• **RECORD EXCERPTS**

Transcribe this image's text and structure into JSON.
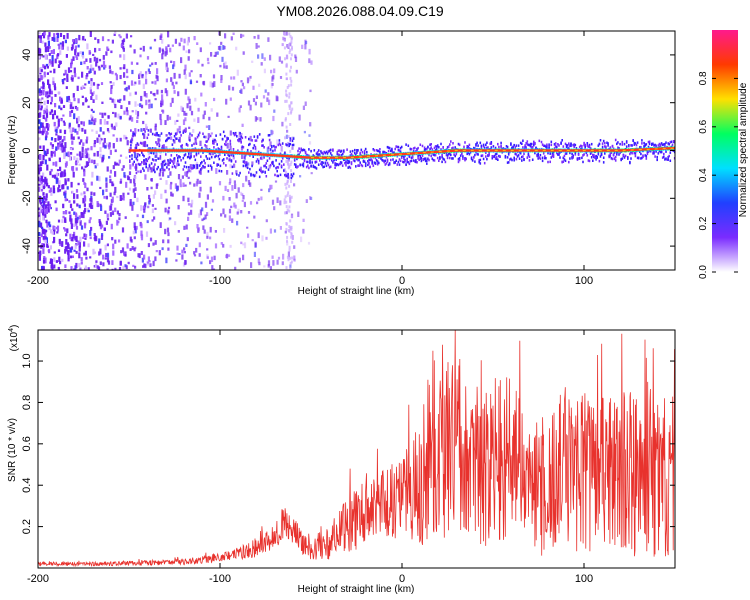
{
  "figure": {
    "title": "YM08.2026.088.04.09.C19"
  },
  "chart_data": [
    {
      "type": "heatmap",
      "name": "spectrogram",
      "xlabel": "Height of straight line (km)",
      "ylabel": "Frequency (Hz)",
      "xlim": [
        -200,
        150
      ],
      "ylim": [
        -50,
        50
      ],
      "xticks": [
        -200,
        -100,
        0,
        100
      ],
      "xtick_labels": [
        "-200",
        "-100",
        "0",
        "100"
      ],
      "yticks": [
        -40,
        -20,
        0,
        20,
        40
      ],
      "ytick_labels": [
        "-40",
        "-20",
        "0",
        "20",
        "40"
      ],
      "ridge": [
        {
          "x": -150,
          "y": 0
        },
        {
          "x": -110,
          "y": 0
        },
        {
          "x": -90,
          "y": -1
        },
        {
          "x": -70,
          "y": -2
        },
        {
          "x": -50,
          "y": -3
        },
        {
          "x": -30,
          "y": -3
        },
        {
          "x": -10,
          "y": -2
        },
        {
          "x": 10,
          "y": -1
        },
        {
          "x": 30,
          "y": 0
        },
        {
          "x": 60,
          "y": 0
        },
        {
          "x": 90,
          "y": 0
        },
        {
          "x": 120,
          "y": 0
        },
        {
          "x": 150,
          "y": 1
        }
      ],
      "noise_region": [
        -200,
        -60
      ],
      "colorbar": {
        "label": "Normalized spectral amplitude",
        "range": [
          0,
          1
        ],
        "ticks": [
          0.0,
          0.2,
          0.4,
          0.6,
          0.8
        ],
        "tick_labels": [
          "0.0",
          "0.2",
          "0.4",
          "0.6",
          "0.8"
        ],
        "colors": [
          "#ffffff",
          "#7a2cff",
          "#2040ff",
          "#00e0ff",
          "#00ff60",
          "#ffe000",
          "#ff3a00",
          "#ff1a8c"
        ]
      }
    },
    {
      "type": "line",
      "name": "snr",
      "xlabel": "Height of straight line (km)",
      "ylabel": "SNR (10 * v/v)",
      "multiplier": "(x10",
      "multiplier_exponent": "4",
      "multiplier_close": ")",
      "xlim": [
        -200,
        150
      ],
      "ylim": [
        0,
        1.15
      ],
      "xticks": [
        -200,
        -100,
        0,
        100
      ],
      "xtick_labels": [
        "-200",
        "-100",
        "0",
        "100"
      ],
      "yticks": [
        0.2,
        0.4,
        0.6,
        0.8,
        1.0
      ],
      "ytick_labels": [
        "0.2",
        "0.4",
        "0.6",
        "0.8",
        "1.0"
      ],
      "series": [
        {
          "name": "SNR",
          "color": "#e8322d",
          "x": [
            -200,
            -180,
            -160,
            -140,
            -120,
            -100,
            -90,
            -80,
            -70,
            -65,
            -60,
            -55,
            -50,
            -40,
            -30,
            -20,
            -10,
            0,
            10,
            20,
            25,
            30,
            40,
            50,
            60,
            70,
            80,
            90,
            100,
            110,
            120,
            130,
            140,
            150
          ],
          "y": [
            0.02,
            0.02,
            0.02,
            0.025,
            0.03,
            0.05,
            0.07,
            0.1,
            0.15,
            0.22,
            0.18,
            0.12,
            0.1,
            0.12,
            0.2,
            0.28,
            0.3,
            0.35,
            0.4,
            0.5,
            0.6,
            0.55,
            0.45,
            0.48,
            0.55,
            0.38,
            0.4,
            0.5,
            0.45,
            0.48,
            0.45,
            0.45,
            0.42,
            0.45
          ],
          "spread": [
            0.01,
            0.01,
            0.01,
            0.012,
            0.015,
            0.02,
            0.03,
            0.05,
            0.06,
            0.08,
            0.08,
            0.06,
            0.06,
            0.08,
            0.15,
            0.15,
            0.18,
            0.2,
            0.3,
            0.38,
            0.45,
            0.4,
            0.35,
            0.4,
            0.4,
            0.3,
            0.35,
            0.4,
            0.4,
            0.35,
            0.4,
            0.4,
            0.4,
            0.38
          ]
        }
      ]
    }
  ]
}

• **DIRECTIONS FOR THIS TASK**
Leave out the pictures and copy the rest of the material above exactly.

• **WRITTEN SOLUTION**
Transcribe this image's text and structure into JSON.
{
  "figure": {
    "title": "YM08.2026.088.04.09.C19"
  },
  "chart_data": [
    {
      "type": "heatmap",
      "name": "spectrogram",
      "xlabel": "Height of straight line (km)",
      "ylabel": "Frequency (Hz)",
      "xlim": [
        -200,
        150
      ],
      "ylim": [
        -50,
        50
      ],
      "xticks": [
        -200,
        -100,
        0,
        100
      ],
      "xtick_labels": [
        "-200",
        "-100",
        "0",
        "100"
      ],
      "yticks": [
        -40,
        -20,
        0,
        20,
        40
      ],
      "ytick_labels": [
        "-40",
        "-20",
        "0",
        "20",
        "40"
      ],
      "ridge": [
        {
          "x": -150,
          "y": 0
        },
        {
          "x": -110,
          "y": 0
        },
        {
          "x": -90,
          "y": -1
        },
        {
          "x": -70,
          "y": -2
        },
        {
          "x": -50,
          "y": -3
        },
        {
          "x": -30,
          "y": -3
        },
        {
          "x": -10,
          "y": -2
        },
        {
          "x": 10,
          "y": -1
        },
        {
          "x": 30,
          "y": 0
        },
        {
          "x": 60,
          "y": 0
        },
        {
          "x": 90,
          "y": 0
        },
        {
          "x": 120,
          "y": 0
        },
        {
          "x": 150,
          "y": 1
        }
      ],
      "noise_region": [
        -200,
        -60
      ],
      "colorbar": {
        "label": "Normalized spectral amplitude",
        "range": [
          0,
          1
        ],
        "ticks": [
          0.0,
          0.2,
          0.4,
          0.6,
          0.8
        ],
        "tick_labels": [
          "0.0",
          "0.2",
          "0.4",
          "0.6",
          "0.8"
        ],
        "colors": [
          "#ffffff",
          "#7a2cff",
          "#2040ff",
          "#00e0ff",
          "#00ff60",
          "#ffe000",
          "#ff3a00",
          "#ff1a8c"
        ]
      }
    },
    {
      "type": "line",
      "name": "snr",
      "xlabel": "Height of straight line (km)",
      "ylabel": "SNR (10 * v/v)",
      "multiplier": "(x10",
      "multiplier_exponent": "4",
      "multiplier_close": ")",
      "xlim": [
        -200,
        150
      ],
      "ylim": [
        0,
        1.15
      ],
      "xticks": [
        -200,
        -100,
        0,
        100
      ],
      "xtick_labels": [
        "-200",
        "-100",
        "0",
        "100"
      ],
      "yticks": [
        0.2,
        0.4,
        0.6,
        0.8,
        1.0
      ],
      "ytick_labels": [
        "0.2",
        "0.4",
        "0.6",
        "0.8",
        "1.0"
      ],
      "series": [
        {
          "name": "SNR",
          "color": "#e8322d",
          "x": [
            -200,
            -180,
            -160,
            -140,
            -120,
            -100,
            -90,
            -80,
            -70,
            -65,
            -60,
            -55,
            -50,
            -40,
            -30,
            -20,
            -10,
            0,
            10,
            20,
            25,
            30,
            40,
            50,
            60,
            70,
            80,
            90,
            100,
            110,
            120,
            130,
            140,
            150
          ],
          "y": [
            0.02,
            0.02,
            0.02,
            0.025,
            0.03,
            0.05,
            0.07,
            0.1,
            0.15,
            0.22,
            0.18,
            0.12,
            0.1,
            0.12,
            0.2,
            0.28,
            0.3,
            0.35,
            0.4,
            0.5,
            0.6,
            0.55,
            0.45,
            0.48,
            0.55,
            0.38,
            0.4,
            0.5,
            0.45,
            0.48,
            0.45,
            0.45,
            0.42,
            0.45
          ],
          "spread": [
            0.01,
            0.01,
            0.01,
            0.012,
            0.015,
            0.02,
            0.03,
            0.05,
            0.06,
            0.08,
            0.08,
            0.06,
            0.06,
            0.08,
            0.15,
            0.15,
            0.18,
            0.2,
            0.3,
            0.38,
            0.45,
            0.4,
            0.35,
            0.4,
            0.4,
            0.3,
            0.35,
            0.4,
            0.4,
            0.35,
            0.4,
            0.4,
            0.4,
            0.38
          ]
        }
      ]
    }
  ]
}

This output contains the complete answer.